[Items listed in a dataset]
————————
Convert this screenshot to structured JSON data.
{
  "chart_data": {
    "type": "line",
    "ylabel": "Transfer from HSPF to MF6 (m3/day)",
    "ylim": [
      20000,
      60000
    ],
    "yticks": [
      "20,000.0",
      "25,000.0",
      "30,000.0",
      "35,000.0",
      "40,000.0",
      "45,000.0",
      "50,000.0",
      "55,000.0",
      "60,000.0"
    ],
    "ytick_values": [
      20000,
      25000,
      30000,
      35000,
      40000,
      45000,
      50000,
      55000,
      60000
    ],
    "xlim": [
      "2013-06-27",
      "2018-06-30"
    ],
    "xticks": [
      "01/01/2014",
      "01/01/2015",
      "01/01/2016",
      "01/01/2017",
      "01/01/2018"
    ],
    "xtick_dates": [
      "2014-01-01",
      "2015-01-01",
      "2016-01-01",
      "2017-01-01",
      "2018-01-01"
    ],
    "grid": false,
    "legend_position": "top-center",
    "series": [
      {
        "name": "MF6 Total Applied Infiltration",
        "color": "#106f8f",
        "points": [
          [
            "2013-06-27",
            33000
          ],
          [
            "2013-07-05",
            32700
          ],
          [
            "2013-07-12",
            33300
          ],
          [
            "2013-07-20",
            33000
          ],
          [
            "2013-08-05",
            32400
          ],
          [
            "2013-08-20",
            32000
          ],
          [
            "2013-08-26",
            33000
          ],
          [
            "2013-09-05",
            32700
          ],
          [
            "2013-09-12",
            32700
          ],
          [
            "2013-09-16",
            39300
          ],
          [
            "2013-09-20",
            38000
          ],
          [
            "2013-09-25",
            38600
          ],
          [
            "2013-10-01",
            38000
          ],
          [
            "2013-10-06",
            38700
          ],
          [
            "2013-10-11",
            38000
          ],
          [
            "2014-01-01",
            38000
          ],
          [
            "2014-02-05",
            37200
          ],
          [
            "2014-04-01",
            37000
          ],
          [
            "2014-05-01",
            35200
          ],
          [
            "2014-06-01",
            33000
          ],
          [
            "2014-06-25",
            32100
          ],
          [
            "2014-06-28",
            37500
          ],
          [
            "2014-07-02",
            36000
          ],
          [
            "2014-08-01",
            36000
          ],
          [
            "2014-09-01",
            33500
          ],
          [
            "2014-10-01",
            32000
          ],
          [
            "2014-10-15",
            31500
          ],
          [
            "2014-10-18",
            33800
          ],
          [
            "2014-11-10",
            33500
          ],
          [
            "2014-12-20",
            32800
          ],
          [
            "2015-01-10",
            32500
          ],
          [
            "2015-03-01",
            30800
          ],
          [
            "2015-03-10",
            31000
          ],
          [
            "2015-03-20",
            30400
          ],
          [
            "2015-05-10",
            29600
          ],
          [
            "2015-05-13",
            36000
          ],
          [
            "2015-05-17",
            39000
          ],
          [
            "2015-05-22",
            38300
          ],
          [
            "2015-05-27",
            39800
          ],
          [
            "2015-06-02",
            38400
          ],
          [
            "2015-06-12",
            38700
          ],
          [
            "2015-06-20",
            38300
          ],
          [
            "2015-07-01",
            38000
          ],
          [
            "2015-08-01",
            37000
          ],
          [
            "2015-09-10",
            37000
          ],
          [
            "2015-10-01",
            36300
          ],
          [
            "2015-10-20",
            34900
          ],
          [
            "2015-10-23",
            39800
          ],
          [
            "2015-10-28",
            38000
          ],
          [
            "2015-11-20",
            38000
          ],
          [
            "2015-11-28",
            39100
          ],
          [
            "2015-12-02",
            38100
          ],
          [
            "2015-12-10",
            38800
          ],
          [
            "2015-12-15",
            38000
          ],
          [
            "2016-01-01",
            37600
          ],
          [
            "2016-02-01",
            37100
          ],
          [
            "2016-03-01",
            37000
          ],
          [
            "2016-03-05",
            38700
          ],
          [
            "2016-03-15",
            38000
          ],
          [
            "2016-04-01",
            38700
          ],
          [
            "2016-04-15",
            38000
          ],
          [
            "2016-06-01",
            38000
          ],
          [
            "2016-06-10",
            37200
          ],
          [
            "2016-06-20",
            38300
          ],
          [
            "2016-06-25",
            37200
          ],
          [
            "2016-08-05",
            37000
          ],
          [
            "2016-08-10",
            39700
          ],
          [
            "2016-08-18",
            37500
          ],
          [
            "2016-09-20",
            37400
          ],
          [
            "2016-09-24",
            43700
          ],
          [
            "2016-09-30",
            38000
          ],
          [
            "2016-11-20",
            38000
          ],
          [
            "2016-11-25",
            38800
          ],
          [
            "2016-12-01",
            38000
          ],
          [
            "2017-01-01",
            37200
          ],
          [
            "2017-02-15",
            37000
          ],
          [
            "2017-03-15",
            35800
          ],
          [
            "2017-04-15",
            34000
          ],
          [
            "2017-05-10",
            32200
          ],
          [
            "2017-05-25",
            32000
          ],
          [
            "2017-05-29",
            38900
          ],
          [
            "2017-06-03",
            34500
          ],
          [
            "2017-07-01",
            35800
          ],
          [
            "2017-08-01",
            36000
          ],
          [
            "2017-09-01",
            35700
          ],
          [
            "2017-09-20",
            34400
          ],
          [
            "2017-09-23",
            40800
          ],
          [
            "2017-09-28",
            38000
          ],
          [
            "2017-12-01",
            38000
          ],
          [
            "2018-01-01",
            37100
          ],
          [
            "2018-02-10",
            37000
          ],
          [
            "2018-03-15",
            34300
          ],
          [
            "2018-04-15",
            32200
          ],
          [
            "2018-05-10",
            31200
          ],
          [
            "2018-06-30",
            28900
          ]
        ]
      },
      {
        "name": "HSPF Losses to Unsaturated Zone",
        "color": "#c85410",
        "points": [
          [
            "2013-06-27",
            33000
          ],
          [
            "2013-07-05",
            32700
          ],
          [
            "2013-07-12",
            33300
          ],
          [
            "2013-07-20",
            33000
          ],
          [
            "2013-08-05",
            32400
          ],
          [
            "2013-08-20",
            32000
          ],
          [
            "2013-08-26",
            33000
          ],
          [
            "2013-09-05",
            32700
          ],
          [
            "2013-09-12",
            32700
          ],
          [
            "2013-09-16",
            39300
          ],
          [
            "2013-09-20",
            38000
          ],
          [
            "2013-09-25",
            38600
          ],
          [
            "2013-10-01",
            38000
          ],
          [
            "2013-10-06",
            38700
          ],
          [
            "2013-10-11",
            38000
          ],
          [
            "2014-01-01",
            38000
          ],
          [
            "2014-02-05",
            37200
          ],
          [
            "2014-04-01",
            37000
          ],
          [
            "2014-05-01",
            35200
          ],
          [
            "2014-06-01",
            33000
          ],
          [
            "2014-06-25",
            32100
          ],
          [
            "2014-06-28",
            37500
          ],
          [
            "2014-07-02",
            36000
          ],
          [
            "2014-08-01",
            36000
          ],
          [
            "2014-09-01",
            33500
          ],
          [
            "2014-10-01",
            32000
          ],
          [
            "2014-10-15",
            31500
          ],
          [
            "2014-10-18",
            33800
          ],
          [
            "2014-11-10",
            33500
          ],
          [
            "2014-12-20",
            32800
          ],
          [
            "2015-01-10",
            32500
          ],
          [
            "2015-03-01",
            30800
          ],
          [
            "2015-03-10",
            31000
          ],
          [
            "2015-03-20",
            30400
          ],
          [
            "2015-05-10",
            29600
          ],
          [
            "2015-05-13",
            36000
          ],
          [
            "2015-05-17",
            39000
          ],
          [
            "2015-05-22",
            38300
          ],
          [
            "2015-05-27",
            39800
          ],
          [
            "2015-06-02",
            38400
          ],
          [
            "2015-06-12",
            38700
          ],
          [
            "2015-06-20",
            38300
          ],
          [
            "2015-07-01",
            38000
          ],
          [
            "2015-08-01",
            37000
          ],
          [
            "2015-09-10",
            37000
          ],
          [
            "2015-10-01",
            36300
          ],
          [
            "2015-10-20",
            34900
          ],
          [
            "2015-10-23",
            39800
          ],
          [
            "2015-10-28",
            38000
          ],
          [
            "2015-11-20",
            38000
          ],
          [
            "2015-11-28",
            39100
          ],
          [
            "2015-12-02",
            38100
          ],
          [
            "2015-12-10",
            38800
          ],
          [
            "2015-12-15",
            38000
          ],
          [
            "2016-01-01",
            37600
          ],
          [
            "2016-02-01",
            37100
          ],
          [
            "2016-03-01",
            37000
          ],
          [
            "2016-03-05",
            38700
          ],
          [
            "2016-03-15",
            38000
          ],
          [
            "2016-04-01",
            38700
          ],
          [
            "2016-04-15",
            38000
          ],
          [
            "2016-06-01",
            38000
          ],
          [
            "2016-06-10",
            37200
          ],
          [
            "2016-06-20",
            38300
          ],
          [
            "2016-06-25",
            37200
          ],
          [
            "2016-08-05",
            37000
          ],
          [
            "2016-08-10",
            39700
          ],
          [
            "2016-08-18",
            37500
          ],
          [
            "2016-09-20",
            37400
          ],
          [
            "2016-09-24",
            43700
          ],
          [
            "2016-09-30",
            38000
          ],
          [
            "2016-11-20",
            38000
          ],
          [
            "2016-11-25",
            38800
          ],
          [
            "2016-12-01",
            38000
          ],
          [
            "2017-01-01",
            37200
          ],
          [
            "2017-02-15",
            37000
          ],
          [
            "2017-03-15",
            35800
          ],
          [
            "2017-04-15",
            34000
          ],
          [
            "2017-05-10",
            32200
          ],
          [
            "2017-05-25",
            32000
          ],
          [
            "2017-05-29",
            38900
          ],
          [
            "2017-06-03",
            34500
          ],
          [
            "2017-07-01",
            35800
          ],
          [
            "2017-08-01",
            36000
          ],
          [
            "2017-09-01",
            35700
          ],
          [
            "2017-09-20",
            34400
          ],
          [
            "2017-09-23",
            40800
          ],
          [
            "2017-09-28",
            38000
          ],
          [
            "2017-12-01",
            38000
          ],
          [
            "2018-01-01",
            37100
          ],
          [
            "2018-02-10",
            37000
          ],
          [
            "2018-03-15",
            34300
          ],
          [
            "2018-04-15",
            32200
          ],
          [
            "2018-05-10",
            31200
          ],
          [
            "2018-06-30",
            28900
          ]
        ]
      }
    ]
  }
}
————————
Pull out each line of the listing that holds the string "name".

        "name": "MF6 Total Applied Infiltration",
        "name": "HSPF Losses to Unsaturated Zone",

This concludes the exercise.